## Stated task
All of the data below should be written out exactly.

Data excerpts
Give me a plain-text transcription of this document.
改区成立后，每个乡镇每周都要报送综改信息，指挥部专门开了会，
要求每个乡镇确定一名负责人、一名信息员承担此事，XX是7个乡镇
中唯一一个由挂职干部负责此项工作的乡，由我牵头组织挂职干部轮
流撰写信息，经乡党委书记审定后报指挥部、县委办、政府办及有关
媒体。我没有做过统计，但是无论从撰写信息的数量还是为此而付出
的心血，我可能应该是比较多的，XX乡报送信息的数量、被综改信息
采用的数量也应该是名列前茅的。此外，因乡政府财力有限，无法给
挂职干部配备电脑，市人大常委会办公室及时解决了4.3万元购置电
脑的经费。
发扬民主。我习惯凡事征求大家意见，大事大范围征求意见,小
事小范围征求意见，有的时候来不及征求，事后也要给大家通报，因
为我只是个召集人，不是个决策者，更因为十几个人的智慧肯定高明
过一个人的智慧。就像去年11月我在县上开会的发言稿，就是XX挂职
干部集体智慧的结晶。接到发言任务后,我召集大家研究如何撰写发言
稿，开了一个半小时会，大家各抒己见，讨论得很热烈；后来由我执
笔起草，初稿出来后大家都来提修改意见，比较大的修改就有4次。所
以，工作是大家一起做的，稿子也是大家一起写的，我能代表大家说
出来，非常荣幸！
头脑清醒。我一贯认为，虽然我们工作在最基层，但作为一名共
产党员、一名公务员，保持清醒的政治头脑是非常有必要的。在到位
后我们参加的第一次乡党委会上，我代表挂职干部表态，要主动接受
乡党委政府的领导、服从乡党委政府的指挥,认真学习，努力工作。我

## Exercise response
Give me a plain-text transcription of this document.
改区成立后，每个乡镇每周都要报送综改信息，指挥部专门开了会，
要求每个乡镇确定一名负责人、一名信息员承担此事，XX是7个乡镇
中唯一一个由挂职干部负责此项工作的乡，由我牵头组织挂职干部轮
流撰写信息，经乡党委书记审定后报指挥部、县委办、政府办及有关
媒体。我没有做过统计，但是无论从撰写信息的数量还是为此而付出
的心血，我可能应该是比较多的，XX乡报送信息的数量、被综改信息
采用的数量也应该是名列前茅的。此外，因乡政府财力有限，无法给
挂职干部配备电脑，市人大常委会办公室及时解决了4.3万元购置电
脑的经费。
发扬民主。我习惯凡事征求大家意见，大事大范围征求意见,小
事小范围征求意见，有的时候来不及征求，事后也要给大家通报，因
为我只是个召集人，不是个决策者，更因为十几个人的智慧肯定高明
过一个人的智慧。就像去年11月我在县上开会的发言稿，就是XX挂职
干部集体智慧的结晶。接到发言任务后,我召集大家研究如何撰写发言
稿，开了一个半小时会，大家各抒己见，讨论得很热烈；后来由我执
笔起草，初稿出来后大家都来提修改意见，比较大的修改就有4次。所
以，工作是大家一起做的，稿子也是大家一起写的，我能代表大家说
出来，非常荣幸！
头脑清醒。我一贯认为，虽然我们工作在最基层，但作为一名共
产党员、一名公务员，保持清醒的政治头脑是非常有必要的。在到位
后我们参加的第一次乡党委会上，我代表挂职干部表态，要主动接受
乡党委政府的领导、服从乡党委政府的指挥,认真学习，努力工作。我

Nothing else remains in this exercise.